• GIVEN EXERCISE
Extract every line below, verbatim.

Dataset records:
/---

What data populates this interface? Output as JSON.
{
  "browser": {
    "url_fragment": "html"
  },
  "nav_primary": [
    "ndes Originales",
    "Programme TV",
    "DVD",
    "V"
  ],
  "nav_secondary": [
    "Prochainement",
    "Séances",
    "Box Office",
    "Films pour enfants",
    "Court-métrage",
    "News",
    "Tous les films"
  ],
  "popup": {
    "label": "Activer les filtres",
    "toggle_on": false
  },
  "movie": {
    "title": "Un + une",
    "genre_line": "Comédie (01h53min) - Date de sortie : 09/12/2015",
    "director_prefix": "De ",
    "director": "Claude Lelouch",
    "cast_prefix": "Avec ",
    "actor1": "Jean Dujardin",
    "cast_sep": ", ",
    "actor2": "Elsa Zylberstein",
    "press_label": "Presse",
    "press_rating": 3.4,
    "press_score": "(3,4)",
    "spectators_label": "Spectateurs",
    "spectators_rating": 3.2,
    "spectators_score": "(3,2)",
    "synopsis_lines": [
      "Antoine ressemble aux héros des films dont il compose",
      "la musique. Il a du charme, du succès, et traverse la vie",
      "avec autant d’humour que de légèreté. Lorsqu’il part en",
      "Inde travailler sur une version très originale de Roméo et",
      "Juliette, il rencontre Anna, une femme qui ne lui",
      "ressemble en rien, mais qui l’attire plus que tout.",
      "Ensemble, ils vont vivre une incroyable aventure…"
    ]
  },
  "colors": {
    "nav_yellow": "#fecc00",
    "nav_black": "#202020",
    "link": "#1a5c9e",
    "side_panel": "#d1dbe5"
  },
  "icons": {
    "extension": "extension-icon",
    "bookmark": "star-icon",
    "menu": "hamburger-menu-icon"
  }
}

\---

• EXPECTED OUTPUT
What data populates this interface? Output as JSON.
{
  "browser": {
    "url_fragment": "html"
  },
  "nav_primary": [
    "ndes Originales",
    "Programme TV",
    "DVD",
    "V"
  ],
  "nav_secondary": [
    "Prochainement",
    "Séances",
    "Box Office",
    "Films pour enfants",
    "Court-métrage",
    "News",
    "Tous les films"
  ],
  "popup": {
    "label": "Activer les filtres",
    "toggle_on": false
  },
  "movie": {
    "title": "Un + une",
    "genre_line": "Comédie (01h53min) - Date de sortie : 09/12/2015",
    "director_prefix": "De ",
    "director": "Claude Lelouch",
    "cast_prefix": "Avec ",
    "actor1": "Jean Dujardin",
    "cast_sep": ", ",
    "actor2": "Elsa Zylberstein",
    "press_label": "Presse",
    "press_rating": 3.4,
    "press_score": "(3,4)",
    "spectators_label": "Spectateurs",
    "spectators_rating": 3.2,
    "spectators_score": "(3,2)",
    "synopsis_lines": [
      "Antoine ressemble aux héros des films dont il compose",
      "la musique. Il a du charme, du succès, et traverse la vie",
      "avec autant d’humour que de légèreté. Lorsqu’il part en",
      "Inde travailler sur une version très originale de Roméo et",
      "Juliette, il rencontre Anna, une femme qui ne lui",
      "ressemble en rien, mais qui l’attire plus que tout.",
      "Ensemble, ils vont vivre une incroyable aventure…"
    ]
  },
  "colors": {
    "nav_yellow": "#fecc00",
    "nav_black": "#202020",
    "link": "#1a5c9e",
    "side_panel": "#d1dbe5"
  },
  "icons": {
    "extension": "extension-icon",
    "bookmark": "star-icon",
    "menu": "hamburger-menu-icon"
  }
}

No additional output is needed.